Source records
☆ ☆ ☆ ☆

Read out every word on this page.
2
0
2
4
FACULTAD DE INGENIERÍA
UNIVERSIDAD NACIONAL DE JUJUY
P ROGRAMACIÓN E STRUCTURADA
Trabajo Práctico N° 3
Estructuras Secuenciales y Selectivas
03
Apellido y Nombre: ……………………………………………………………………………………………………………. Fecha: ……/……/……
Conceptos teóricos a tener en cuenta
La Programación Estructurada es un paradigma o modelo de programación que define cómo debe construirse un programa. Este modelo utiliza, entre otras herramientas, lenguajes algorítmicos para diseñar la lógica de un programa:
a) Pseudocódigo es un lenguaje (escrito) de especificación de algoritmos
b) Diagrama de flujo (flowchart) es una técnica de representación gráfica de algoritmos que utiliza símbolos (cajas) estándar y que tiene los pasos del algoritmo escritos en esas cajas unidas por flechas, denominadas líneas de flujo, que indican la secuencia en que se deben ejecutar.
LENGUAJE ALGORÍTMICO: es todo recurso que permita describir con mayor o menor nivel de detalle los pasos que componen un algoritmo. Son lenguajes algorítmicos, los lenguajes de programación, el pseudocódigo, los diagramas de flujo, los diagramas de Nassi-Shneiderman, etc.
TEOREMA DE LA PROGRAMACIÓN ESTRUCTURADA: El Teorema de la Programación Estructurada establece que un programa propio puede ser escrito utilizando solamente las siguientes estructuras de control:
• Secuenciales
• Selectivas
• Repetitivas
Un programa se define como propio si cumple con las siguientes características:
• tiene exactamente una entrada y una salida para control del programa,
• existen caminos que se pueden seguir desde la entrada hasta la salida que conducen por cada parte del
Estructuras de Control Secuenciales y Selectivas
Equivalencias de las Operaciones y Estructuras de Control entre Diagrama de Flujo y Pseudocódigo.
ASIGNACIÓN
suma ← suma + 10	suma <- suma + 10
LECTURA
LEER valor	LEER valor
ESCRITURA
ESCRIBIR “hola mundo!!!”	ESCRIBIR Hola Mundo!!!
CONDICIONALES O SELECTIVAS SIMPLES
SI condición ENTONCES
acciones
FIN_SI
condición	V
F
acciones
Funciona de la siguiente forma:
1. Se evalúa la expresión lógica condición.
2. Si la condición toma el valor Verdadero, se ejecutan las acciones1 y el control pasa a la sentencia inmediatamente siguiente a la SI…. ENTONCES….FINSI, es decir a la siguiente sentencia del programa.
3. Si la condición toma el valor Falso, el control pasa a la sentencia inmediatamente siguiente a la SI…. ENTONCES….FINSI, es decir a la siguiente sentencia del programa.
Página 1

☆ ☆ ☆ ☆

Return every entry verbatim.

Read out every word on this page.
2
0
2
4
FACULTAD DE INGENIERÍA
UNIVERSIDAD NACIONAL DE JUJUY
P ROGRAMACIÓN E STRUCTURADA
Trabajo Práctico N° 3
Estructuras Secuenciales y Selectivas
03
Apellido y Nombre: ……………………………………………………………………………………………………………. Fecha: ……/……/……
Conceptos teóricos a tener en cuenta
La Programación Estructurada es un paradigma o modelo de programación que define cómo debe construirse un programa. Este modelo utiliza, entre otras herramientas, lenguajes algorítmicos para diseñar la lógica de un programa:
a) Pseudocódigo es un lenguaje (escrito) de especificación de algoritmos
b) Diagrama de flujo (flowchart) es una técnica de representación gráfica de algoritmos que utiliza símbolos (cajas) estándar y que tiene los pasos del algoritmo escritos en esas cajas unidas por flechas, denominadas líneas de flujo, que indican la secuencia en que se deben ejecutar.
LENGUAJE ALGORÍTMICO: es todo recurso que permita describir con mayor o menor nivel de detalle los pasos que componen un algoritmo. Son lenguajes algorítmicos, los lenguajes de programación, el pseudocódigo, los diagramas de flujo, los diagramas de Nassi-Shneiderman, etc.
TEOREMA DE LA PROGRAMACIÓN ESTRUCTURADA: El Teorema de la Programación Estructurada establece que un programa propio puede ser escrito utilizando solamente las siguientes estructuras de control:
• Secuenciales
• Selectivas
• Repetitivas
Un programa se define como propio si cumple con las siguientes características:
• tiene exactamente una entrada y una salida para control del programa,
• existen caminos que se pueden seguir desde la entrada hasta la salida que conducen por cada parte del
Estructuras de Control Secuenciales y Selectivas
Equivalencias de las Operaciones y Estructuras de Control entre Diagrama de Flujo y Pseudocódigo.
ASIGNACIÓN
suma ← suma + 10	suma <- suma + 10
LECTURA
LEER valor	LEER valor
ESCRITURA
ESCRIBIR “hola mundo!!!”	ESCRIBIR Hola Mundo!!!
CONDICIONALES O SELECTIVAS SIMPLES
SI condición ENTONCES
acciones
FIN_SI
condición	V
F
acciones
Funciona de la siguiente forma:
1. Se evalúa la expresión lógica condición.
2. Si la condición toma el valor Verdadero, se ejecutan las acciones1 y el control pasa a la sentencia inmediatamente siguiente a la SI…. ENTONCES….FINSI, es decir a la siguiente sentencia del programa.
3. Si la condición toma el valor Falso, el control pasa a la sentencia inmediatamente siguiente a la SI…. ENTONCES….FINSI, es decir a la siguiente sentencia del programa.
Página 1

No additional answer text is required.